--- begin ENTRIES PROVIDED ---

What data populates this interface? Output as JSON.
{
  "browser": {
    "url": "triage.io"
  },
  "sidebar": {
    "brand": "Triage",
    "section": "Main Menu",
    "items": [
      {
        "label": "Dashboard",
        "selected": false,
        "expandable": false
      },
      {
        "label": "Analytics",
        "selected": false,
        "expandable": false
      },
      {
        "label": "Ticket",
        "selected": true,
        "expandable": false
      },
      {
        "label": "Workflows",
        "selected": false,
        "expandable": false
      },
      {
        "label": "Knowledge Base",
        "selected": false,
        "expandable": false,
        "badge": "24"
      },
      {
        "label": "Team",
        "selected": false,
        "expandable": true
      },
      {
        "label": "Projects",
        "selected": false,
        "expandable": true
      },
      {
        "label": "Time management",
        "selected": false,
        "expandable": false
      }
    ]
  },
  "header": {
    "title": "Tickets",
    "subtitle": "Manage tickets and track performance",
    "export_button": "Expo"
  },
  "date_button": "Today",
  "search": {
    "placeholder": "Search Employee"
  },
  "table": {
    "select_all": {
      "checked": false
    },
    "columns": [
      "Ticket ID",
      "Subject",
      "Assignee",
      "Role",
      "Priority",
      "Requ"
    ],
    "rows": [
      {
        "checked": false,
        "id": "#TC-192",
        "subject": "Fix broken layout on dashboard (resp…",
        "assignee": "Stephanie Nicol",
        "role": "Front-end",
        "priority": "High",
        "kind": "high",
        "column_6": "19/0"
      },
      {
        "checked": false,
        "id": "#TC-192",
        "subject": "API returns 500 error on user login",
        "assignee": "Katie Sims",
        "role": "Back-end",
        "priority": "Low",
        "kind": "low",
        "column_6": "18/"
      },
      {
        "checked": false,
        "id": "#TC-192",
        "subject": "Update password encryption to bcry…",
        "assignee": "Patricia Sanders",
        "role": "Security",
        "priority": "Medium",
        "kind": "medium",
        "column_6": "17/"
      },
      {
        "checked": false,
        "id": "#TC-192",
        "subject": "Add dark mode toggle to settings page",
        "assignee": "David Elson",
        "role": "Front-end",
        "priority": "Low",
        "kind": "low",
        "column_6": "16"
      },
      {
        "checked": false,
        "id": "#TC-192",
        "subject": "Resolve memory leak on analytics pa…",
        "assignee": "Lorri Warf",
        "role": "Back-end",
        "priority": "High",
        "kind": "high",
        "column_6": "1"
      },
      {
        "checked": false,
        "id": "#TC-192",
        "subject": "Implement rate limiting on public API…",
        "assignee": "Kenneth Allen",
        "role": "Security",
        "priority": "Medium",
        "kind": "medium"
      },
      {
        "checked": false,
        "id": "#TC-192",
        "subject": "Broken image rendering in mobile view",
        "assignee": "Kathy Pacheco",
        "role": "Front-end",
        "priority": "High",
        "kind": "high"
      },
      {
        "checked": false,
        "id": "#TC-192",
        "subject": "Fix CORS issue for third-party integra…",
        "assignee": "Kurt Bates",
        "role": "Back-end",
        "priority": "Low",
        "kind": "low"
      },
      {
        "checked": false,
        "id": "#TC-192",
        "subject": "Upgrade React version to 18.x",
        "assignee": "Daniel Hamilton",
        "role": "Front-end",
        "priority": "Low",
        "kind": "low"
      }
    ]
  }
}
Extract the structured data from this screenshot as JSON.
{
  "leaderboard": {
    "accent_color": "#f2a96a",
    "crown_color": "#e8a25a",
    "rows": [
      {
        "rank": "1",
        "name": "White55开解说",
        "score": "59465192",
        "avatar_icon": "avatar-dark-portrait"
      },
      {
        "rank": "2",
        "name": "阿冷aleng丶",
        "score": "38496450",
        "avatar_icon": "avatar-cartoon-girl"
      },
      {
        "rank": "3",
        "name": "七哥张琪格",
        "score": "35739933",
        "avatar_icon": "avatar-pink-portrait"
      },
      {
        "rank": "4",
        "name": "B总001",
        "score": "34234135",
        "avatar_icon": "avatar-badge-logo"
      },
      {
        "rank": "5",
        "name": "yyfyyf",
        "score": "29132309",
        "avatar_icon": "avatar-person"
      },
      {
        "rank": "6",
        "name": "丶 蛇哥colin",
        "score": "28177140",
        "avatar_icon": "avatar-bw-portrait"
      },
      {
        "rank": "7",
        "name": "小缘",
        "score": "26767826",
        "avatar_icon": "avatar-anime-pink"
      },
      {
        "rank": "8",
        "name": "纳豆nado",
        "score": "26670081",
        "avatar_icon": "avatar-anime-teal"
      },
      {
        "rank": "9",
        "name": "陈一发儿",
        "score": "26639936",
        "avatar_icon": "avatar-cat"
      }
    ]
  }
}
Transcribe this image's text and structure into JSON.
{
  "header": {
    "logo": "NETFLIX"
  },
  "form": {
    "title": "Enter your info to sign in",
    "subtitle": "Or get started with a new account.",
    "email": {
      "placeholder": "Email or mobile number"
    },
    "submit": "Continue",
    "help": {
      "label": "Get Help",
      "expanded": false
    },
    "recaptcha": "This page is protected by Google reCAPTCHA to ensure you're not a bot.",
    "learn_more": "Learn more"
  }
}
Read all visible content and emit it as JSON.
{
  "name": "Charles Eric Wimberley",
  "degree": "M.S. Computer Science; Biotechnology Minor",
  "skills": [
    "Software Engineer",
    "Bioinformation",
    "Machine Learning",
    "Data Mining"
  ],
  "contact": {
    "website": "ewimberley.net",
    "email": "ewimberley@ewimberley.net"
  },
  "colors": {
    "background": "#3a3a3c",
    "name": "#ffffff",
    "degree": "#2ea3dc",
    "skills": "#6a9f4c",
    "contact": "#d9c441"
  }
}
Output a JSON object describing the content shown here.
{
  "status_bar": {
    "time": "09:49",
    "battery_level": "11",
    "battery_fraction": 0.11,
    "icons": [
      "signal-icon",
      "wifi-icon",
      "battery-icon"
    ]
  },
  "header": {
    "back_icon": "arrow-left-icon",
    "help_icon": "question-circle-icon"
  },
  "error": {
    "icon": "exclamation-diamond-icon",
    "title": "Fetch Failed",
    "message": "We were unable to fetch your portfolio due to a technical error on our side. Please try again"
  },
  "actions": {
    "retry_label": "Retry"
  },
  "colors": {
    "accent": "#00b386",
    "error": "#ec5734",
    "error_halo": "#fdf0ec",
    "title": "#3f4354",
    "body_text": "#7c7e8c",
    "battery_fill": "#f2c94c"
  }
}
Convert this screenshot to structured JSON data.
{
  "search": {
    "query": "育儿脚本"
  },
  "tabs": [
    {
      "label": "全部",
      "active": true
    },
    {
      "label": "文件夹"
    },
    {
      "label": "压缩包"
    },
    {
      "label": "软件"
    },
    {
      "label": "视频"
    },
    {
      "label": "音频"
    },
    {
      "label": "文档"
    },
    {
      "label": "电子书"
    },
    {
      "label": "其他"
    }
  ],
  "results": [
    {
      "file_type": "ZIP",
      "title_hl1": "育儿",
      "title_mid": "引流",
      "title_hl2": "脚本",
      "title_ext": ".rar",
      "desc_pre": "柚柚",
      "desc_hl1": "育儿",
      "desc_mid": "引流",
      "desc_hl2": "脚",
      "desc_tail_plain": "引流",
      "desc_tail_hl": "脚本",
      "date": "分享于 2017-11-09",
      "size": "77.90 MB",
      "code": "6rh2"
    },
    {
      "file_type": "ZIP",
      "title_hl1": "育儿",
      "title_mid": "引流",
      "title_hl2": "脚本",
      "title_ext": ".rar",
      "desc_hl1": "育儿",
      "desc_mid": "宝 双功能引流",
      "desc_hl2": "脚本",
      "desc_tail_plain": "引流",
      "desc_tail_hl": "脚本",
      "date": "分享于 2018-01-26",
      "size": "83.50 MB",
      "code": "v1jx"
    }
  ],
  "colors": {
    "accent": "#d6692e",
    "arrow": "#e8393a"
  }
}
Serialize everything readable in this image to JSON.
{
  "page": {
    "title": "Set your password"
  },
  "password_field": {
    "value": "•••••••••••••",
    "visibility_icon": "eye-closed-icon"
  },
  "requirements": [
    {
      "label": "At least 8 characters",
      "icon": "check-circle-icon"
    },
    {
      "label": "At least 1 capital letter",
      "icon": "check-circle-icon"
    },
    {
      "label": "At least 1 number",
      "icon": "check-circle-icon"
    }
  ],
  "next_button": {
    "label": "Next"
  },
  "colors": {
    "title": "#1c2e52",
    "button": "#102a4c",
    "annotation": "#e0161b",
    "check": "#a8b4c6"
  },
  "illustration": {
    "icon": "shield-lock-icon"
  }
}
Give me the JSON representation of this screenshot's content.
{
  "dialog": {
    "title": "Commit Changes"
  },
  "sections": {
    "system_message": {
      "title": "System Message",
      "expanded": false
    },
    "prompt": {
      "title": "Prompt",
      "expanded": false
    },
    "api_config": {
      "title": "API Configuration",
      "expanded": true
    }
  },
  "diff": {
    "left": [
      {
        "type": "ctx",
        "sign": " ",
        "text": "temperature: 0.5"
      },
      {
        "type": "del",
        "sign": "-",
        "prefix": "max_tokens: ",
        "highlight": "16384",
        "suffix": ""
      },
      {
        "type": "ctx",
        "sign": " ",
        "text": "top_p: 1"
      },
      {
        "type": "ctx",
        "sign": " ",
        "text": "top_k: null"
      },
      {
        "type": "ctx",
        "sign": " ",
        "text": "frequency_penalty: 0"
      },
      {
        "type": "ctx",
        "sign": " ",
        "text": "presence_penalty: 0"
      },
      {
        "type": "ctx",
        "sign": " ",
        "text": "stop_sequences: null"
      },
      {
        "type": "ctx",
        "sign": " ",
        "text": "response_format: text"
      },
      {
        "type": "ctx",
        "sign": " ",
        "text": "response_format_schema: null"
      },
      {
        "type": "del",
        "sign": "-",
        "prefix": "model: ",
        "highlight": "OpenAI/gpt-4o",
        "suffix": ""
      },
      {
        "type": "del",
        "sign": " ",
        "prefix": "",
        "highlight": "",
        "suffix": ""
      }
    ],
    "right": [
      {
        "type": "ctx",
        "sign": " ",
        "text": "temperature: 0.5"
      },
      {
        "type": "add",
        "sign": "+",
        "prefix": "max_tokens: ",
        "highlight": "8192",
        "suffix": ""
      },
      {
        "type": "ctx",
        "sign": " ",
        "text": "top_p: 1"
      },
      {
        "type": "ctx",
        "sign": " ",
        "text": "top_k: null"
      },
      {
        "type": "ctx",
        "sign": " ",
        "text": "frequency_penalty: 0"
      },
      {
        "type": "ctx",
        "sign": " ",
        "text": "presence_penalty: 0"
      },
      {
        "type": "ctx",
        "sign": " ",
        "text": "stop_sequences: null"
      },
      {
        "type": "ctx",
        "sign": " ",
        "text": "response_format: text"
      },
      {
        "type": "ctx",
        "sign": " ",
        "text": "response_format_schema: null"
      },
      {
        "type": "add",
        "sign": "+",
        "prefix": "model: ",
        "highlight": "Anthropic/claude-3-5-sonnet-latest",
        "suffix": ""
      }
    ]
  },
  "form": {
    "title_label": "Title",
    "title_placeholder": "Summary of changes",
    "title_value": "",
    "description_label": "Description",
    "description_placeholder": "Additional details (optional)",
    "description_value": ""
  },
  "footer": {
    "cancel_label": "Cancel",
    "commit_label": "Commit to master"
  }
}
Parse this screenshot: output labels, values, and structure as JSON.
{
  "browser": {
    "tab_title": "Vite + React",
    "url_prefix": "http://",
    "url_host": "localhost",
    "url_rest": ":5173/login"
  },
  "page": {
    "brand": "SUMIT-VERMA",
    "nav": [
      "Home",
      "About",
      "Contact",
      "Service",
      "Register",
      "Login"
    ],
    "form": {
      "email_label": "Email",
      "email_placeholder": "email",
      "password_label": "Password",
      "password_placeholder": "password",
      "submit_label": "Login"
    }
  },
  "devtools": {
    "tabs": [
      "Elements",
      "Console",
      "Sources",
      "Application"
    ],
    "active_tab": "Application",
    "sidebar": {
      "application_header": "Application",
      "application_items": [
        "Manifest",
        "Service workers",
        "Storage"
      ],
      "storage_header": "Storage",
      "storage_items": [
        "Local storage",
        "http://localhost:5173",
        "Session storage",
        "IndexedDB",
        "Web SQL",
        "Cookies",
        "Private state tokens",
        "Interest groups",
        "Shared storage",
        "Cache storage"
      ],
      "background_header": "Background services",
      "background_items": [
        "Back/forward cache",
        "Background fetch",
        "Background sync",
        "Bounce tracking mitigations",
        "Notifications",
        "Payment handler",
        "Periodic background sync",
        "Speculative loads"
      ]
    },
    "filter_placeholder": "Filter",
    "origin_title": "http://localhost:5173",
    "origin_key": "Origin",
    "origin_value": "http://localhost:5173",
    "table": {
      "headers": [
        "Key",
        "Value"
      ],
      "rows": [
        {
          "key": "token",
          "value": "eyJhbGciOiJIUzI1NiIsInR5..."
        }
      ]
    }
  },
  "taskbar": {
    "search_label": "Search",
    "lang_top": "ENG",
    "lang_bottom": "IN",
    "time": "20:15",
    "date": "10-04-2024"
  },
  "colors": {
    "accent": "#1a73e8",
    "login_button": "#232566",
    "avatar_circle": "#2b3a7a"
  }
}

--- end ENTRIES PROVIDED ---

▶ EXERCISE: Gather from the entries above all lines that include the string "portrait".

▶ EXERCISE RESPONSE:
        "avatar_icon": "avatar-dark-portrait"
        "avatar_icon": "avatar-pink-portrait"
        "avatar_icon": "avatar-bw-portrait"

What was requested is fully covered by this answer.